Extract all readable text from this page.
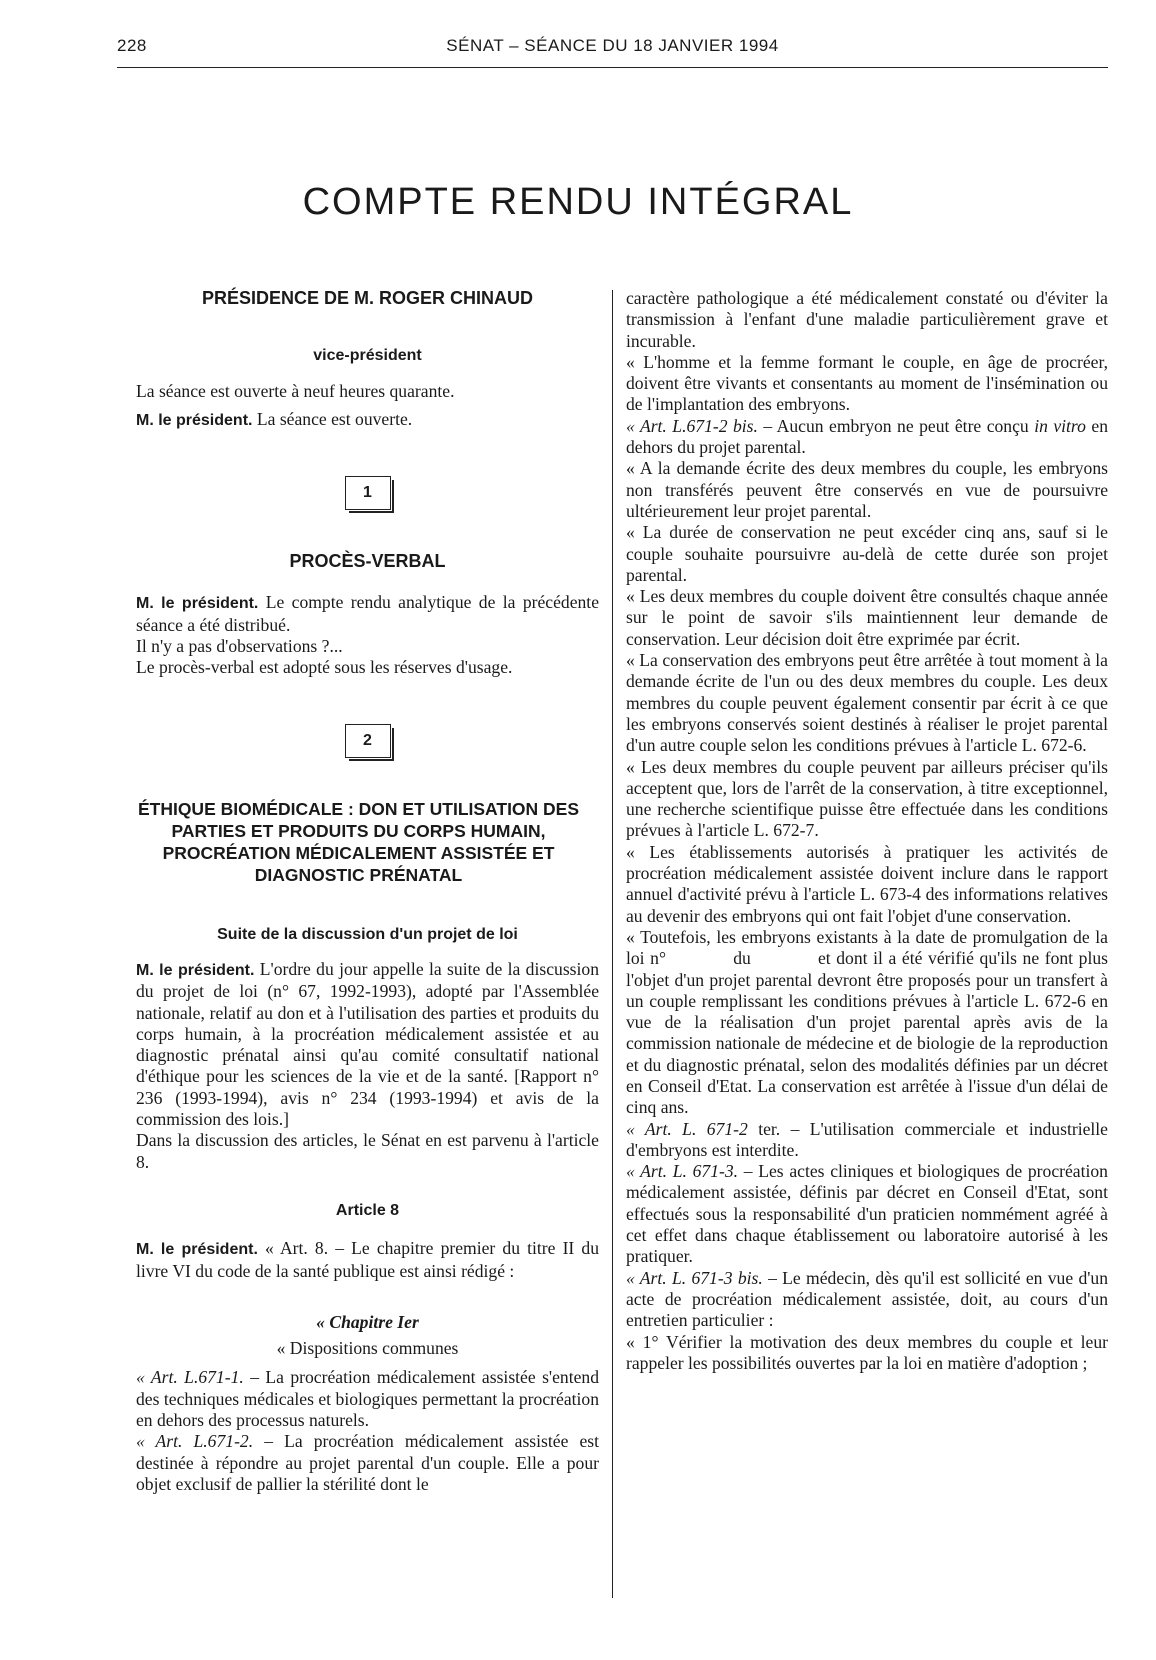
228	SÉNAT – SÉANCE DU 18 JANVIER 1994
COMPTE RENDU INTÉGRAL
PRÉSIDENCE DE M. ROGER CHINAUD
vice-président

La séance est ouverte à neuf heures quarante.

M. le président. La séance est ouverte.

1
PROCÈS-VERBAL

M. le président. Le compte rendu analytique de la précédente séance a été distribué.

Il n'y a pas d'observations ?...

Le procès-verbal est adopté sous les réserves d'usage.

2
ÉTHIQUE BIOMÉDICALE : DON ET UTILISATION DES PARTIES ET PRODUITS DU CORPS HUMAIN, PROCRÉATION MÉDICALEMENT ASSISTÉE ET DIAGNOSTIC PRÉNATAL
Suite de la discussion d'un projet de loi

M. le président. L'ordre du jour appelle la suite de la discussion du projet de loi (n° 67, 1992-1993), adopté par l'Assemblée nationale, relatif au don et à l'utilisation des parties et produits du corps humain, à la procréation médicalement assistée et au diagnostic prénatal ainsi qu'au comité consultatif national d'éthique pour les sciences de la vie et de la santé. [Rapport n° 236 (1993-1994), avis n° 234 (1993-1994) et avis de la commission des lois.]

Dans la discussion des articles, le Sénat en est parvenu à l'article 8.

Article 8

M. le président. « Art. 8. – Le chapitre premier du titre II du livre VI du code de la santé publique est ainsi rédigé :

« Chapitre Ier
« Dispositions communes

« Art. L.671-1. – La procréation médicalement assistée s'entend des techniques médicales et biologiques permettant la procréation en dehors des processus naturels.

« Art. L.671-2. – La procréation médicalement assistée est destinée à répondre au projet parental d'un couple. Elle a pour objet exclusif de pallier la stérilité dont le

caractère pathologique a été médicalement constaté ou d'éviter la transmission à l'enfant d'une maladie particulièrement grave et incurable.

« L'homme et la femme formant le couple, en âge de procréer, doivent être vivants et consentants au moment de l'insémination ou de l'implantation des embryons.

« Art. L.671-2 bis. – Aucun embryon ne peut être conçu in vitro en dehors du projet parental.

« A la demande écrite des deux membres du couple, les embryons non transférés peuvent être conservés en vue de poursuivre ultérieurement leur projet parental.

« La durée de conservation ne peut excéder cinq ans, sauf si le couple souhaite poursuivre au-delà de cette durée son projet parental.

« Les deux membres du couple doivent être consultés chaque année sur le point de savoir s'ils maintiennent leur demande de conservation. Leur décision doit être exprimée par écrit.

« La conservation des embryons peut être arrêtée à tout moment à la demande écrite de l'un ou des deux membres du couple. Les deux membres du couple peuvent également consentir par écrit à ce que les embryons conservés soient destinés à réaliser le projet parental d'un autre couple selon les conditions prévues à l'article L. 672-6.

« Les deux membres du couple peuvent par ailleurs préciser qu'ils acceptent que, lors de l'arrêt de la conservation, à titre exceptionnel, une recherche scientifique puisse être effectuée dans les conditions prévues à l'article L. 672-7.

« Les établissements autorisés à pratiquer les activités de procréation médicalement assistée doivent inclure dans le rapport annuel d'activité prévu à l'article L. 673-4 des informations relatives au devenir des embryons qui ont fait l'objet d'une conservation.

« Toutefois, les embryons existants à la date de promulgation de la loi n°            du            et dont il a été vérifié qu'ils ne font plus l'objet d'un projet parental devront être proposés pour un transfert à un couple remplissant les conditions prévues à l'article L. 672-6 en vue de la réalisation d'un projet parental après avis de la commission nationale de médecine et de biologie de la reproduction et du diagnostic prénatal, selon des modalités définies par un décret en Conseil d'Etat. La conservation est arrêtée à l'issue d'un délai de cinq ans.

« Art. L. 671-2 ter. – L'utilisation commerciale et industrielle d'embryons est interdite.

« Art. L. 671-3. – Les actes cliniques et biologiques de procréation médicalement assistée, définis par décret en Conseil d'Etat, sont effectués sous la responsabilité d'un praticien nommément agréé à cet effet dans chaque établissement ou laboratoire autorisé à les pratiquer.

« Art. L. 671-3 bis. – Le médecin, dès qu'il est sollicité en vue d'un acte de procréation médicalement assistée, doit, au cours d'un entretien particulier :

« 1° Vérifier la motivation des deux membres du couple et leur rappeler les possibilités ouvertes par la loi en matière d'adoption ;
* * * *
Set down every record once more, word for word, without pictures.

Extract all readable text from this page.
228	SÉNAT – SÉANCE DU 18 JANVIER 1994
COMPTE RENDU INTÉGRAL
PRÉSIDENCE DE M. ROGER CHINAUD
vice-président

La séance est ouverte à neuf heures quarante.

M. le président. La séance est ouverte.

1
PROCÈS-VERBAL

M. le président. Le compte rendu analytique de la précédente séance a été distribué.

Il n'y a pas d'observations ?...

Le procès-verbal est adopté sous les réserves d'usage.

2
ÉTHIQUE BIOMÉDICALE : DON ET UTILISATION DES PARTIES ET PRODUITS DU CORPS HUMAIN, PROCRÉATION MÉDICALEMENT ASSISTÉE ET DIAGNOSTIC PRÉNATAL
Suite de la discussion d'un projet de loi

M. le président. L'ordre du jour appelle la suite de la discussion du projet de loi (n° 67, 1992-1993), adopté par l'Assemblée nationale, relatif au don et à l'utilisation des parties et produits du corps humain, à la procréation médicalement assistée et au diagnostic prénatal ainsi qu'au comité consultatif national d'éthique pour les sciences de la vie et de la santé. [Rapport n° 236 (1993-1994), avis n° 234 (1993-1994) et avis de la commission des lois.]

Dans la discussion des articles, le Sénat en est parvenu à l'article 8.

Article 8

M. le président. « Art. 8. – Le chapitre premier du titre II du livre VI du code de la santé publique est ainsi rédigé :

« Chapitre Ier
« Dispositions communes

« Art. L.671-1. – La procréation médicalement assistée s'entend des techniques médicales et biologiques permettant la procréation en dehors des processus naturels.

« Art. L.671-2. – La procréation médicalement assistée est destinée à répondre au projet parental d'un couple. Elle a pour objet exclusif de pallier la stérilité dont le

caractère pathologique a été médicalement constaté ou d'éviter la transmission à l'enfant d'une maladie particulièrement grave et incurable.

« L'homme et la femme formant le couple, en âge de procréer, doivent être vivants et consentants au moment de l'insémination ou de l'implantation des embryons.

« Art. L.671-2 bis. – Aucun embryon ne peut être conçu in vitro en dehors du projet parental.

« A la demande écrite des deux membres du couple, les embryons non transférés peuvent être conservés en vue de poursuivre ultérieurement leur projet parental.

« La durée de conservation ne peut excéder cinq ans, sauf si le couple souhaite poursuivre au-delà de cette durée son projet parental.

« Les deux membres du couple doivent être consultés chaque année sur le point de savoir s'ils maintiennent leur demande de conservation. Leur décision doit être exprimée par écrit.

« La conservation des embryons peut être arrêtée à tout moment à la demande écrite de l'un ou des deux membres du couple. Les deux membres du couple peuvent également consentir par écrit à ce que les embryons conservés soient destinés à réaliser le projet parental d'un autre couple selon les conditions prévues à l'article L. 672-6.

« Les deux membres du couple peuvent par ailleurs préciser qu'ils acceptent que, lors de l'arrêt de la conservation, à titre exceptionnel, une recherche scientifique puisse être effectuée dans les conditions prévues à l'article L. 672-7.

« Les établissements autorisés à pratiquer les activités de procréation médicalement assistée doivent inclure dans le rapport annuel d'activité prévu à l'article L. 673-4 des informations relatives au devenir des embryons qui ont fait l'objet d'une conservation.

« Toutefois, les embryons existants à la date de promulgation de la loi n°            du            et dont il a été vérifié qu'ils ne font plus l'objet d'un projet parental devront être proposés pour un transfert à un couple remplissant les conditions prévues à l'article L. 672-6 en vue de la réalisation d'un projet parental après avis de la commission nationale de médecine et de biologie de la reproduction et du diagnostic prénatal, selon des modalités définies par un décret en Conseil d'Etat. La conservation est arrêtée à l'issue d'un délai de cinq ans.

« Art. L. 671-2 ter. – L'utilisation commerciale et industrielle d'embryons est interdite.

« Art. L. 671-3. – Les actes cliniques et biologiques de procréation médicalement assistée, définis par décret en Conseil d'Etat, sont effectués sous la responsabilité d'un praticien nommément agréé à cet effet dans chaque établissement ou laboratoire autorisé à les pratiquer.

« Art. L. 671-3 bis. – Le médecin, dès qu'il est sollicité en vue d'un acte de procréation médicalement assistée, doit, au cours d'un entretien particulier :

« 1° Vérifier la motivation des deux membres du couple et leur rappeler les possibilités ouvertes par la loi en matière d'adoption ;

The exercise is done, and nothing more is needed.